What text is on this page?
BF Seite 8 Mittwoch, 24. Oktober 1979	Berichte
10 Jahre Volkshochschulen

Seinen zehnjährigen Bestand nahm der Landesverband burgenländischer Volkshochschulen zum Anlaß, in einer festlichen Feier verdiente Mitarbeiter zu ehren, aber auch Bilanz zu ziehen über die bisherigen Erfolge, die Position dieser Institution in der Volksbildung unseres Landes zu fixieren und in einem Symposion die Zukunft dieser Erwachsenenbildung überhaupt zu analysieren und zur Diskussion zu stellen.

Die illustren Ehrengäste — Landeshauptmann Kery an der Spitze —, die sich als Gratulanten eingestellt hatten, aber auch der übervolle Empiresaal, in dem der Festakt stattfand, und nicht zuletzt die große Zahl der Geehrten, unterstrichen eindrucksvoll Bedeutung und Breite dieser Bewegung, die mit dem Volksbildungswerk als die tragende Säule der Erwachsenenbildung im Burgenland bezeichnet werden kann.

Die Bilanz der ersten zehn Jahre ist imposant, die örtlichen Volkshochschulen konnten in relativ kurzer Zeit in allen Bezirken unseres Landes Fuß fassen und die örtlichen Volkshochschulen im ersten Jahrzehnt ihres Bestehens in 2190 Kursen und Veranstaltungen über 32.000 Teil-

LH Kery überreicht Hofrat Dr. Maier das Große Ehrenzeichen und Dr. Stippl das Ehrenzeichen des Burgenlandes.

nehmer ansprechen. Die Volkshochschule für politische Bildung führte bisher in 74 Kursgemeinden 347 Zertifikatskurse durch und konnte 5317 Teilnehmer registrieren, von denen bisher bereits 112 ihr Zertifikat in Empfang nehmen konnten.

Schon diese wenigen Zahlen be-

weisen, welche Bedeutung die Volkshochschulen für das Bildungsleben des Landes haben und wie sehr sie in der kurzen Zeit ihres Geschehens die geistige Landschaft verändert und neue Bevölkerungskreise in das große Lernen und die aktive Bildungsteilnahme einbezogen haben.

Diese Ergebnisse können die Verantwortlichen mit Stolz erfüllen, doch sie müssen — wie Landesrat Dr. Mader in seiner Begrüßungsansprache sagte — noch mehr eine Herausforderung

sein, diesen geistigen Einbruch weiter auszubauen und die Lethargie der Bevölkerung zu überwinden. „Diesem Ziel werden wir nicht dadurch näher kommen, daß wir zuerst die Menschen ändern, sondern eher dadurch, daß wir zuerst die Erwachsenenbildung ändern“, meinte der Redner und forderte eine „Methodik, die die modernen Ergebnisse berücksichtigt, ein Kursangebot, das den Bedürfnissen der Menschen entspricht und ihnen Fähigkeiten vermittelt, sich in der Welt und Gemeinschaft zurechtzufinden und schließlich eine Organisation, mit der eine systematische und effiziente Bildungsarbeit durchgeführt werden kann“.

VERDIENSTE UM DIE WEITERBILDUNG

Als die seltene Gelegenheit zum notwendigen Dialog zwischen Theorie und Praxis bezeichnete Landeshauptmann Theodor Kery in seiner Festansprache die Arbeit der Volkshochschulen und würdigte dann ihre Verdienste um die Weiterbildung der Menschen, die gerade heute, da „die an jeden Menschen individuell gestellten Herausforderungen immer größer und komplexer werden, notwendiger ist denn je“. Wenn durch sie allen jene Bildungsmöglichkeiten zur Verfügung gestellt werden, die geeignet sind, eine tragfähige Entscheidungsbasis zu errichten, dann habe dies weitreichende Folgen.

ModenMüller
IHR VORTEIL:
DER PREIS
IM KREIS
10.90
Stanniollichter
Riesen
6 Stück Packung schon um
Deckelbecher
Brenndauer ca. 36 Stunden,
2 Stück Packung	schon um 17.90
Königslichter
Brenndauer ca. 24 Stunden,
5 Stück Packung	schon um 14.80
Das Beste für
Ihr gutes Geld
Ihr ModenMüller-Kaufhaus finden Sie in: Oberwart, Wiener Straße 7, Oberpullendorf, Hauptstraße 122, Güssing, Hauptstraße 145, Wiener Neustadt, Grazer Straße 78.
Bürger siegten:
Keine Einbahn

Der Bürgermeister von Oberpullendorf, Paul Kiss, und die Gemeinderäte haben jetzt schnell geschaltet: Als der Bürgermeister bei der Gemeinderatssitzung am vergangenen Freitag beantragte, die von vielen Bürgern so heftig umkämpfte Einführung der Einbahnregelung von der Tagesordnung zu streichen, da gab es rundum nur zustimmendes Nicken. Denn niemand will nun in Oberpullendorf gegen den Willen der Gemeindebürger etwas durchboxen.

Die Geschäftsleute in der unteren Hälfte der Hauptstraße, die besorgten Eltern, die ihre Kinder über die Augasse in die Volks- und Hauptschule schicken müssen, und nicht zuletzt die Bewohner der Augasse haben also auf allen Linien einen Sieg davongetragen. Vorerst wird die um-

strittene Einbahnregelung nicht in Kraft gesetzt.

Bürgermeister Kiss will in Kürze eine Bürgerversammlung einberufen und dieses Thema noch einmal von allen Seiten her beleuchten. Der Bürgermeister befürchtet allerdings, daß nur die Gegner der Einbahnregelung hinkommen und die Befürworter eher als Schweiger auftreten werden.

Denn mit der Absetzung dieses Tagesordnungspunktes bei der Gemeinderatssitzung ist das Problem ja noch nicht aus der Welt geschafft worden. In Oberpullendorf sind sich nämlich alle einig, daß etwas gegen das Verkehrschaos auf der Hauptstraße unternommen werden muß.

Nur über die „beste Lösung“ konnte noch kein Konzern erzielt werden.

━━━━━━━━━━━━━━━━━━━━

| Stated goal |
Exactly as written above, please repeat the entries.

| Result |
What text is on this page?
BF Seite 8 Mittwoch, 24. Oktober 1979	Berichte
10 Jahre Volkshochschulen

Seinen zehnjährigen Bestand nahm der Landesverband burgenländischer Volkshochschulen zum Anlaß, in einer festlichen Feier verdiente Mitarbeiter zu ehren, aber auch Bilanz zu ziehen über die bisherigen Erfolge, die Position dieser Institution in der Volksbildung unseres Landes zu fixieren und in einem Symposion die Zukunft dieser Erwachsenenbildung überhaupt zu analysieren und zur Diskussion zu stellen.

Die illustren Ehrengäste — Landeshauptmann Kery an der Spitze —, die sich als Gratulanten eingestellt hatten, aber auch der übervolle Empiresaal, in dem der Festakt stattfand, und nicht zuletzt die große Zahl der Geehrten, unterstrichen eindrucksvoll Bedeutung und Breite dieser Bewegung, die mit dem Volksbildungswerk als die tragende Säule der Erwachsenenbildung im Burgenland bezeichnet werden kann.

Die Bilanz der ersten zehn Jahre ist imposant, die örtlichen Volkshochschulen konnten in relativ kurzer Zeit in allen Bezirken unseres Landes Fuß fassen und die örtlichen Volkshochschulen im ersten Jahrzehnt ihres Bestehens in 2190 Kursen und Veranstaltungen über 32.000 Teil-

LH Kery überreicht Hofrat Dr. Maier das Große Ehrenzeichen und Dr. Stippl das Ehrenzeichen des Burgenlandes.

nehmer ansprechen. Die Volkshochschule für politische Bildung führte bisher in 74 Kursgemeinden 347 Zertifikatskurse durch und konnte 5317 Teilnehmer registrieren, von denen bisher bereits 112 ihr Zertifikat in Empfang nehmen konnten.

Schon diese wenigen Zahlen be-

weisen, welche Bedeutung die Volkshochschulen für das Bildungsleben des Landes haben und wie sehr sie in der kurzen Zeit ihres Geschehens die geistige Landschaft verändert und neue Bevölkerungskreise in das große Lernen und die aktive Bildungsteilnahme einbezogen haben.

Diese Ergebnisse können die Verantwortlichen mit Stolz erfüllen, doch sie müssen — wie Landesrat Dr. Mader in seiner Begrüßungsansprache sagte — noch mehr eine Herausforderung

sein, diesen geistigen Einbruch weiter auszubauen und die Lethargie der Bevölkerung zu überwinden. „Diesem Ziel werden wir nicht dadurch näher kommen, daß wir zuerst die Menschen ändern, sondern eher dadurch, daß wir zuerst die Erwachsenenbildung ändern“, meinte der Redner und forderte eine „Methodik, die die modernen Ergebnisse berücksichtigt, ein Kursangebot, das den Bedürfnissen der Menschen entspricht und ihnen Fähigkeiten vermittelt, sich in der Welt und Gemeinschaft zurechtzufinden und schließlich eine Organisation, mit der eine systematische und effiziente Bildungsarbeit durchgeführt werden kann“.

VERDIENSTE UM DIE WEITERBILDUNG

Als die seltene Gelegenheit zum notwendigen Dialog zwischen Theorie und Praxis bezeichnete Landeshauptmann Theodor Kery in seiner Festansprache die Arbeit der Volkshochschulen und würdigte dann ihre Verdienste um die Weiterbildung der Menschen, die gerade heute, da „die an jeden Menschen individuell gestellten Herausforderungen immer größer und komplexer werden, notwendiger ist denn je“. Wenn durch sie allen jene Bildungsmöglichkeiten zur Verfügung gestellt werden, die geeignet sind, eine tragfähige Entscheidungsbasis zu errichten, dann habe dies weitreichende Folgen.

ModenMüller
IHR VORTEIL:
DER PREIS
IM KREIS
10.90
Stanniollichter
Riesen
6 Stück Packung schon um
Deckelbecher
Brenndauer ca. 36 Stunden,
2 Stück Packung	schon um 17.90
Königslichter
Brenndauer ca. 24 Stunden,
5 Stück Packung	schon um 14.80
Das Beste für
Ihr gutes Geld
Ihr ModenMüller-Kaufhaus finden Sie in: Oberwart, Wiener Straße 7, Oberpullendorf, Hauptstraße 122, Güssing, Hauptstraße 145, Wiener Neustadt, Grazer Straße 78.
Bürger siegten:
Keine Einbahn

Der Bürgermeister von Oberpullendorf, Paul Kiss, und die Gemeinderäte haben jetzt schnell geschaltet: Als der Bürgermeister bei der Gemeinderatssitzung am vergangenen Freitag beantragte, die von vielen Bürgern so heftig umkämpfte Einführung der Einbahnregelung von der Tagesordnung zu streichen, da gab es rundum nur zustimmendes Nicken. Denn niemand will nun in Oberpullendorf gegen den Willen der Gemeindebürger etwas durchboxen.

Die Geschäftsleute in der unteren Hälfte der Hauptstraße, die besorgten Eltern, die ihre Kinder über die Augasse in die Volks- und Hauptschule schicken müssen, und nicht zuletzt die Bewohner der Augasse haben also auf allen Linien einen Sieg davongetragen. Vorerst wird die um-

strittene Einbahnregelung nicht in Kraft gesetzt.

Bürgermeister Kiss will in Kürze eine Bürgerversammlung einberufen und dieses Thema noch einmal von allen Seiten her beleuchten. Der Bürgermeister befürchtet allerdings, daß nur die Gegner der Einbahnregelung hinkommen und die Befürworter eher als Schweiger auftreten werden.

Denn mit der Absetzung dieses Tagesordnungspunktes bei der Gemeinderatssitzung ist das Problem ja noch nicht aus der Welt geschafft worden. In Oberpullendorf sind sich nämlich alle einig, daß etwas gegen das Verkehrschaos auf der Hauptstraße unternommen werden muß.

Nur über die „beste Lösung“ konnte noch kein Konzern erzielt werden.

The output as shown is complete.